Exercise: Determine how many lines contain the string "content" and reply with that number alone.

>> begin Records for this exercise

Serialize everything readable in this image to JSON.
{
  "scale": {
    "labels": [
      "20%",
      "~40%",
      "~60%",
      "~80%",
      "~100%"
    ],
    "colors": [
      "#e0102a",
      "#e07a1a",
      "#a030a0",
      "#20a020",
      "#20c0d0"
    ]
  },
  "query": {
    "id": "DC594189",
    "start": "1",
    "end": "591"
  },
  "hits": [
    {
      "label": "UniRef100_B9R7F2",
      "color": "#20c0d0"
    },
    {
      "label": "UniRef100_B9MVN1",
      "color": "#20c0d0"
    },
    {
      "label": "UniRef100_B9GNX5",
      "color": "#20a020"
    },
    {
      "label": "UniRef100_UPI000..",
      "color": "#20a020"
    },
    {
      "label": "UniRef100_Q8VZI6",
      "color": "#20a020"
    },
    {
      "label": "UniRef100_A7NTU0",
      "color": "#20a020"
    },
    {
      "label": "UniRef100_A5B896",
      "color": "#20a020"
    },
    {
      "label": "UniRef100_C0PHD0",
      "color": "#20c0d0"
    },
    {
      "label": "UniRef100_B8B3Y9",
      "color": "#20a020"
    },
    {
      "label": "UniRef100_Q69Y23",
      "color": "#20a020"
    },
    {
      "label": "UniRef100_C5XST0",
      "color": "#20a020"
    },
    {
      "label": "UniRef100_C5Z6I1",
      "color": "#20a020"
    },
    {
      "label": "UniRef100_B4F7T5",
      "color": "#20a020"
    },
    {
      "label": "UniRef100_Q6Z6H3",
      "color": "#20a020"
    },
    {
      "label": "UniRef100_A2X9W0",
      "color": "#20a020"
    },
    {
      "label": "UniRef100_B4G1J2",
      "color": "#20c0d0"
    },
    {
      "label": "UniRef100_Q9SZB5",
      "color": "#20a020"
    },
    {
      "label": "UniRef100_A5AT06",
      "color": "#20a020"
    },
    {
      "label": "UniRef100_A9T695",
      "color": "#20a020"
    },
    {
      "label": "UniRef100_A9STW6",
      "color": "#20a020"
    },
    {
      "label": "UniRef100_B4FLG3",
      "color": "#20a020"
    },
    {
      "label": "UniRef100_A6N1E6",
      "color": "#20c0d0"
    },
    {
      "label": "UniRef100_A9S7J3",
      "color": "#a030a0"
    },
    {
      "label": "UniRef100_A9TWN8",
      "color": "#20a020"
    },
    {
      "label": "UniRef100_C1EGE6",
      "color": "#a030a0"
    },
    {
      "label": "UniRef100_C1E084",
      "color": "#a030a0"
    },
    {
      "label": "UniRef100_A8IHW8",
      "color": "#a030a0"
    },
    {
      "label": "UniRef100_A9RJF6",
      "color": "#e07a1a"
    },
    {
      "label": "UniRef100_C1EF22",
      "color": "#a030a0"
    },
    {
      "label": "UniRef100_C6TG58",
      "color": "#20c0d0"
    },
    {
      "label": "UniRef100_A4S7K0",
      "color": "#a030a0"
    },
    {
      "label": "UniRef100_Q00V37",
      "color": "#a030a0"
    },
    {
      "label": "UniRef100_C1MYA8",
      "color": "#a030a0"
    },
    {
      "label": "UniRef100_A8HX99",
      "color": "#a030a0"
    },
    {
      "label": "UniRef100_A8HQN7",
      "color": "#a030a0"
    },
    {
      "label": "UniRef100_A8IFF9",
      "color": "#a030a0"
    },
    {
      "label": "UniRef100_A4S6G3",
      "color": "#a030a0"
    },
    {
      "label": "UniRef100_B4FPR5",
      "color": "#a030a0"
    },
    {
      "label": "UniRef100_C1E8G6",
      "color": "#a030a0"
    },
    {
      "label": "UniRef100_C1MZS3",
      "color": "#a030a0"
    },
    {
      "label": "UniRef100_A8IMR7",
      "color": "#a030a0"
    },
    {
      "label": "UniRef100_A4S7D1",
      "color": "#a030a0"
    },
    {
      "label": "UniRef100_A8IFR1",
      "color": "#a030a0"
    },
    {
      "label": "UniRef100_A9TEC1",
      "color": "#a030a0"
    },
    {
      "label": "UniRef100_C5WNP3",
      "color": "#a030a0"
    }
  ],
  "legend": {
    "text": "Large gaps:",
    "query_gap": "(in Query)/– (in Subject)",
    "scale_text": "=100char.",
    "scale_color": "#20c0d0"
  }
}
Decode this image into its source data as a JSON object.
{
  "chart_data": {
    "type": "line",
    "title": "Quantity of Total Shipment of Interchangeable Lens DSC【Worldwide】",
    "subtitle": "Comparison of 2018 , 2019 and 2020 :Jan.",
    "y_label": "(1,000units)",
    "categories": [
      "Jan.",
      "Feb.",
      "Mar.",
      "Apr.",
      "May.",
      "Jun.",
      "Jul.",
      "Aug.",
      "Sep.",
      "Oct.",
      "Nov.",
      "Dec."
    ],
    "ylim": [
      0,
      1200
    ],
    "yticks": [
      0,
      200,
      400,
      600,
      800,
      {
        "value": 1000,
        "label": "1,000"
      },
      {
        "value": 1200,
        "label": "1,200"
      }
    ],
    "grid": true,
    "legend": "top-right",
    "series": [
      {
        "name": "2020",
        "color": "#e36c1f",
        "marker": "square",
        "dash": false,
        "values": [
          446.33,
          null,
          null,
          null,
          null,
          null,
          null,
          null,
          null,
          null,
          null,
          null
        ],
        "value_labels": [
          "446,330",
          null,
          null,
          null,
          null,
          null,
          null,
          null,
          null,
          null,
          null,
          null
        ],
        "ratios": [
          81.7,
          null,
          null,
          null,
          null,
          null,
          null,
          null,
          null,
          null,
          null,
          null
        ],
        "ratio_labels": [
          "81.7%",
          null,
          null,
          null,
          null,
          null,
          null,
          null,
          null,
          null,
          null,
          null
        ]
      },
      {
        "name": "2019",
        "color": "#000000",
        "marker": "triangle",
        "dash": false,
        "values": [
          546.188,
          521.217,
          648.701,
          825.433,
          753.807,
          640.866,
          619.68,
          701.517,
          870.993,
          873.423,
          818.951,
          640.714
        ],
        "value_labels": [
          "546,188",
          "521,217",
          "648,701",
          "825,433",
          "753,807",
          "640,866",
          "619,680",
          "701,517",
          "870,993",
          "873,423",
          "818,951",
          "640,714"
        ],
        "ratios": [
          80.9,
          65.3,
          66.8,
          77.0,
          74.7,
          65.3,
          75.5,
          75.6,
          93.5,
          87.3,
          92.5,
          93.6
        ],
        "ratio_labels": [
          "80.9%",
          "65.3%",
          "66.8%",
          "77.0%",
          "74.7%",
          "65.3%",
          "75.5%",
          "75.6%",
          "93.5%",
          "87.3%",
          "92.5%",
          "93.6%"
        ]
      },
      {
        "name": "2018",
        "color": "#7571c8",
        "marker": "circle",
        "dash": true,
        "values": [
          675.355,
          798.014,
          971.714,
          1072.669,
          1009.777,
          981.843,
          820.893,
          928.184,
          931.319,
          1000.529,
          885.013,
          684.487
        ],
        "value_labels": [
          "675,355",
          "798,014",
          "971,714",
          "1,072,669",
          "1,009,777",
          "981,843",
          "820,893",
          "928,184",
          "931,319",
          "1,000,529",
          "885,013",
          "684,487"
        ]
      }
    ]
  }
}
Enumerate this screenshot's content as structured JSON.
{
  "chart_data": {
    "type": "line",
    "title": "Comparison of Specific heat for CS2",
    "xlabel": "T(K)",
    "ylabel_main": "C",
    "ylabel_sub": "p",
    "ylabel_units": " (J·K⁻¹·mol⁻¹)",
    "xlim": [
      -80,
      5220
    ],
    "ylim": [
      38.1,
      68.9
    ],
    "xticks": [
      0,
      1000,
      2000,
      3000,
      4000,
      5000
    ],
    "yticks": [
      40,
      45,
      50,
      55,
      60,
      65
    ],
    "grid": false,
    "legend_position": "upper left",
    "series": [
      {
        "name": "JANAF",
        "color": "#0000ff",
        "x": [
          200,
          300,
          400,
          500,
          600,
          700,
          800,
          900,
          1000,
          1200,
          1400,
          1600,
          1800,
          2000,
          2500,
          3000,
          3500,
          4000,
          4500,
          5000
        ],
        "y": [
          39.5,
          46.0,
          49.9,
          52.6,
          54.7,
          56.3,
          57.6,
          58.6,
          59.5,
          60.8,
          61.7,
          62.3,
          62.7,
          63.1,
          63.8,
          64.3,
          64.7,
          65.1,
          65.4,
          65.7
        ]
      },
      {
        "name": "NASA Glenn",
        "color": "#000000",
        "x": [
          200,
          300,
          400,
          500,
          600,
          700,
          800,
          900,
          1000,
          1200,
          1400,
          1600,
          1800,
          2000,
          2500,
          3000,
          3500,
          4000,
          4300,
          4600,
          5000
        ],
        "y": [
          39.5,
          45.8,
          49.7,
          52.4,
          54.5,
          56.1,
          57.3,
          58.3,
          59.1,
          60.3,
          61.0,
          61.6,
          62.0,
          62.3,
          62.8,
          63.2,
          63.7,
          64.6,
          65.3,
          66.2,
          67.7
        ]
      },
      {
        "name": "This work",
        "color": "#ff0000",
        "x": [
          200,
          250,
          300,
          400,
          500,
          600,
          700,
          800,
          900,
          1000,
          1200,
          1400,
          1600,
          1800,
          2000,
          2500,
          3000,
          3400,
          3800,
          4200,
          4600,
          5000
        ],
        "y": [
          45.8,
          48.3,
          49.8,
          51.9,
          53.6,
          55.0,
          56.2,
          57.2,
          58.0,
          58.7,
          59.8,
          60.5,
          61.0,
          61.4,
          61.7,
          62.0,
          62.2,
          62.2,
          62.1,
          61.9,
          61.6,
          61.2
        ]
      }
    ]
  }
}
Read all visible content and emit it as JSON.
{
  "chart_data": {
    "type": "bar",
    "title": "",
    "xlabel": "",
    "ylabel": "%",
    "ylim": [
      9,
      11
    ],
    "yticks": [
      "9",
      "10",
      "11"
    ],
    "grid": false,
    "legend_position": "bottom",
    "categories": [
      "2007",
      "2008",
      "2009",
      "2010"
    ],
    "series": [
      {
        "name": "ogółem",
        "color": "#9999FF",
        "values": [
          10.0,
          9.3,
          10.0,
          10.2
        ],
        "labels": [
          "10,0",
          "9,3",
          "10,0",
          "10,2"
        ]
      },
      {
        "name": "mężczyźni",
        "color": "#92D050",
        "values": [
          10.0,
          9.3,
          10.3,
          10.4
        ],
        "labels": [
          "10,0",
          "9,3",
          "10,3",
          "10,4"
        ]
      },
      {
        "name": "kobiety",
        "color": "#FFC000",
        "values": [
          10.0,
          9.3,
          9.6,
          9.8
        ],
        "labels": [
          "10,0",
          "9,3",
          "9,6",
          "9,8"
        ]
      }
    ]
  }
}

>> end Records for this exercise

The response: 2